— Do this —
Pull out all lines from the listing below in which the word "lahko" appears.

— Lines of data —
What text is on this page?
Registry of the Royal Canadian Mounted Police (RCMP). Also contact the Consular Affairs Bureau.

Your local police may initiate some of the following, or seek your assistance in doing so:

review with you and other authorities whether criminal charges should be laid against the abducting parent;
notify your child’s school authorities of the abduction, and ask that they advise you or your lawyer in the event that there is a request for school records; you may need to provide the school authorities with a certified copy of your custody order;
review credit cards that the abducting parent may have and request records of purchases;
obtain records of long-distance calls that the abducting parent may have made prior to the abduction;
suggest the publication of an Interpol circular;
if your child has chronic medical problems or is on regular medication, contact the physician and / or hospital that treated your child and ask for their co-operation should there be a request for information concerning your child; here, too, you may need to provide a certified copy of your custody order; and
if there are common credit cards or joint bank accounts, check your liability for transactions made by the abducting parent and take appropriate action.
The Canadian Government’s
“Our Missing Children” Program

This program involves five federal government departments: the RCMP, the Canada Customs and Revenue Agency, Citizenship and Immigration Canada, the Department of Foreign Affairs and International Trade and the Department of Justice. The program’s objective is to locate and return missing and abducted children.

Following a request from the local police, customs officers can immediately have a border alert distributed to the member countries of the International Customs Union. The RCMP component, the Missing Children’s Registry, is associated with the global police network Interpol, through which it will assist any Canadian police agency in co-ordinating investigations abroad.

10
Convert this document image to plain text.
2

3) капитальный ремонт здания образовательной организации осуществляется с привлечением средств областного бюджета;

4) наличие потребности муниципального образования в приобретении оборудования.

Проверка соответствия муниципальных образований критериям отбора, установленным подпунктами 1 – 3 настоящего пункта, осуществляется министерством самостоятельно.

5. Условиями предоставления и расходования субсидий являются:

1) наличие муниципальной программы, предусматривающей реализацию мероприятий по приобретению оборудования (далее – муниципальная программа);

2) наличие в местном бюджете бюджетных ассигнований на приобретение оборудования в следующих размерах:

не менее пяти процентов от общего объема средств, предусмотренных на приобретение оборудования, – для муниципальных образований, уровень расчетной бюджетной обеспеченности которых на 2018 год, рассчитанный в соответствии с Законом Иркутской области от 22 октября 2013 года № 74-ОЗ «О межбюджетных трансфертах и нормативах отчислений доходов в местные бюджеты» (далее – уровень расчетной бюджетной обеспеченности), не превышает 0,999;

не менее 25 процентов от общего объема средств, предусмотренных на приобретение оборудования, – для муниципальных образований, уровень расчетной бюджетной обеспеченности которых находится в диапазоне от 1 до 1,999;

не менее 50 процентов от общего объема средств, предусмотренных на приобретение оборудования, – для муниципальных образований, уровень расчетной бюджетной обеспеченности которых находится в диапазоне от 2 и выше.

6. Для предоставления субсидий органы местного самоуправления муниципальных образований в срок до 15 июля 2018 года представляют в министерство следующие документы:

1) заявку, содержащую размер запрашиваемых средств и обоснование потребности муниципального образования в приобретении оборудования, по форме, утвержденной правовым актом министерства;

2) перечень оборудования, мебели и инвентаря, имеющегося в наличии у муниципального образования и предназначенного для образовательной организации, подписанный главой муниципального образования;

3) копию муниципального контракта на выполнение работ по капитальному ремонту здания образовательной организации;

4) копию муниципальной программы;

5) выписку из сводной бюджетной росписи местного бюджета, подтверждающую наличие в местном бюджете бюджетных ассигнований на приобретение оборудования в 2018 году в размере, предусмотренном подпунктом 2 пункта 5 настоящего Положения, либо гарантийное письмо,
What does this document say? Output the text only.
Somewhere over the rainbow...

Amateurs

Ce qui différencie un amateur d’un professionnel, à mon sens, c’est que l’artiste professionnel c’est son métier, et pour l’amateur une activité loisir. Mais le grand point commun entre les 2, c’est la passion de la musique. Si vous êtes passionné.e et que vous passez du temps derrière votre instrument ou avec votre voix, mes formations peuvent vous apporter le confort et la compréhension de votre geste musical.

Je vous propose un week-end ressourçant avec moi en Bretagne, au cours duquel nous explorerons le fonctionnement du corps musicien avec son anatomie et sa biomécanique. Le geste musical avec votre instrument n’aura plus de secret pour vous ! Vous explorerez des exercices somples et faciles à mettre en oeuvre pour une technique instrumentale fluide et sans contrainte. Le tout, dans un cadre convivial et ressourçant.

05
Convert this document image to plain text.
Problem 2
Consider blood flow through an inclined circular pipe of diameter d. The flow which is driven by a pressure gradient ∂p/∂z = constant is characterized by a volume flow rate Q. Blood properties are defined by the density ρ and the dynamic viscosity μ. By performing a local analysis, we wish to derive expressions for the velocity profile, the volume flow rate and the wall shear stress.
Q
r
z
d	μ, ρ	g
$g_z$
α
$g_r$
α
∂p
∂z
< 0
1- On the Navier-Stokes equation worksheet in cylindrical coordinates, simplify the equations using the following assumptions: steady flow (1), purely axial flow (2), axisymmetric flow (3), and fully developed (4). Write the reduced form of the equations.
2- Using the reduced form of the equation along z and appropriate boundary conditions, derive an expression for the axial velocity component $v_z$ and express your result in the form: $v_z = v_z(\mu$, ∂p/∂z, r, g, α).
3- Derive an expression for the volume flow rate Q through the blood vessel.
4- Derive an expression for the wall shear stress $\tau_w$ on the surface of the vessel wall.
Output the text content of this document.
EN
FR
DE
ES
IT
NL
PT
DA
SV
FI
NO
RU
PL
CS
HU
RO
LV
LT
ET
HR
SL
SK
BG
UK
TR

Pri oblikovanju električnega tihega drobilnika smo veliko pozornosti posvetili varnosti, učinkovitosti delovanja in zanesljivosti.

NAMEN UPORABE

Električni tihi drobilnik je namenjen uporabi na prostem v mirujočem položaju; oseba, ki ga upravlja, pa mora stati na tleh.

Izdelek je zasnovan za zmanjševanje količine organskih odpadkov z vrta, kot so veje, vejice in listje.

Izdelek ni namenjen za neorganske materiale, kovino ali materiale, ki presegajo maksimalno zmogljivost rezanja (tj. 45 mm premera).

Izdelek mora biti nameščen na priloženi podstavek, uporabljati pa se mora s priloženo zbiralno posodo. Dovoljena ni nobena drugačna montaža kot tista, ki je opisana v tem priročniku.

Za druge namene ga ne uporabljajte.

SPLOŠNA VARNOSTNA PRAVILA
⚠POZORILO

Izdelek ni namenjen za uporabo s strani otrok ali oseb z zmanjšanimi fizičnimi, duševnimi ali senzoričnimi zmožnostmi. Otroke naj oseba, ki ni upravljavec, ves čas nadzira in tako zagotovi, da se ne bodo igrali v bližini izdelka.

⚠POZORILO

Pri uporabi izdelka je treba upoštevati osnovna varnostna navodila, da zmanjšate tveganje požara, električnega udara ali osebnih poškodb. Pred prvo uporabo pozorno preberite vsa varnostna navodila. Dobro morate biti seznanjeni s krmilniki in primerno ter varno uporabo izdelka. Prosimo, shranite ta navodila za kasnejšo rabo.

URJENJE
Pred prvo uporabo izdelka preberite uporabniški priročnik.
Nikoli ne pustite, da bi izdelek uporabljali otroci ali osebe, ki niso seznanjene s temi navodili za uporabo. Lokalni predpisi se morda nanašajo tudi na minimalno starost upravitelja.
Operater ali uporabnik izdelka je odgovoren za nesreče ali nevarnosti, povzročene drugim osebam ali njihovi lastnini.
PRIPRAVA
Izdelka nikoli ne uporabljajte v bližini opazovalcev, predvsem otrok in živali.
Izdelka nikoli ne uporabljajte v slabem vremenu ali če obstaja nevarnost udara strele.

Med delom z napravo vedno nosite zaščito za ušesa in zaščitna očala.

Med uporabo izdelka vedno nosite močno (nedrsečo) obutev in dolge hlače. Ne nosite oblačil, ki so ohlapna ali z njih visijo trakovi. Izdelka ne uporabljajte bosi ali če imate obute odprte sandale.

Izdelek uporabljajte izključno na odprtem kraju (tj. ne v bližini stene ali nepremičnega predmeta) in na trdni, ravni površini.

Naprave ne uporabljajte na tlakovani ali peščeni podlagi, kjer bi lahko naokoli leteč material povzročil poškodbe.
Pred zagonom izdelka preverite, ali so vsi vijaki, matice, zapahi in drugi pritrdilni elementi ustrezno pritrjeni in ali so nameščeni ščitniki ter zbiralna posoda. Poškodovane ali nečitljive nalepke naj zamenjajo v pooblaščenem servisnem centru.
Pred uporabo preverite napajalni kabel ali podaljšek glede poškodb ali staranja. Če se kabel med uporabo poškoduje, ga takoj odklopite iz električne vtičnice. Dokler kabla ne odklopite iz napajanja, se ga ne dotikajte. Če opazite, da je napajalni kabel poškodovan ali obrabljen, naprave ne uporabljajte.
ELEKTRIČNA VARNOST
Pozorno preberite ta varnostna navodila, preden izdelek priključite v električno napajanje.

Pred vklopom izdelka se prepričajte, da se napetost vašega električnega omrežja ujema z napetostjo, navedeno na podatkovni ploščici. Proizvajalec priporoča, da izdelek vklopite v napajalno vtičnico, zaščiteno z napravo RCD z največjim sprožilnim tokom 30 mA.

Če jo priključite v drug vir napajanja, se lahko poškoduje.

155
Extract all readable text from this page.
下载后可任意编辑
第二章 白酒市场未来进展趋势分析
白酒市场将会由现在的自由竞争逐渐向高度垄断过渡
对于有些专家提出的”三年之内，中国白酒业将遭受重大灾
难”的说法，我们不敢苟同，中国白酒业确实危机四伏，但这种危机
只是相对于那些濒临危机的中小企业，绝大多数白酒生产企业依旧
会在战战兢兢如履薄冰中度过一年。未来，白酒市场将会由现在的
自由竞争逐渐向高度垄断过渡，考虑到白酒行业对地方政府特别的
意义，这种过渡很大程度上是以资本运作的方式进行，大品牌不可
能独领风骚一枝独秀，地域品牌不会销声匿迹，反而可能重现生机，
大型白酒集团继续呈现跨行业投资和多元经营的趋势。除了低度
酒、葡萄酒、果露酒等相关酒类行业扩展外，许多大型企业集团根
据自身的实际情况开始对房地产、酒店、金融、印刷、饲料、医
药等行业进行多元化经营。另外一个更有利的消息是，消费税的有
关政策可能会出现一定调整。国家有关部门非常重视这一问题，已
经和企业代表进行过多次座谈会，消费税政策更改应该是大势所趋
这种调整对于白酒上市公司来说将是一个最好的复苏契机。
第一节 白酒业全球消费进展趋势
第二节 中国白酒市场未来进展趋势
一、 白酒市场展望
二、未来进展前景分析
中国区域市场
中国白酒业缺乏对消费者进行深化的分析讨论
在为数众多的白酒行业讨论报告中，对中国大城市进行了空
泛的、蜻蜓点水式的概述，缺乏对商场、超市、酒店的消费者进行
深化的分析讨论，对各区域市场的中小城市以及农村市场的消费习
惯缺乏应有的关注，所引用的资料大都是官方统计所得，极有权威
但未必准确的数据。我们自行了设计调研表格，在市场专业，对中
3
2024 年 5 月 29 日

— Finished answer —
Naprave ne uporabljajte na tlakovani ali peščeni podlagi, kjer bi lahko naokoli leteč material povzročil poškodbe.
Če jo priključite v drug vir napajanja, se lahko poškoduje.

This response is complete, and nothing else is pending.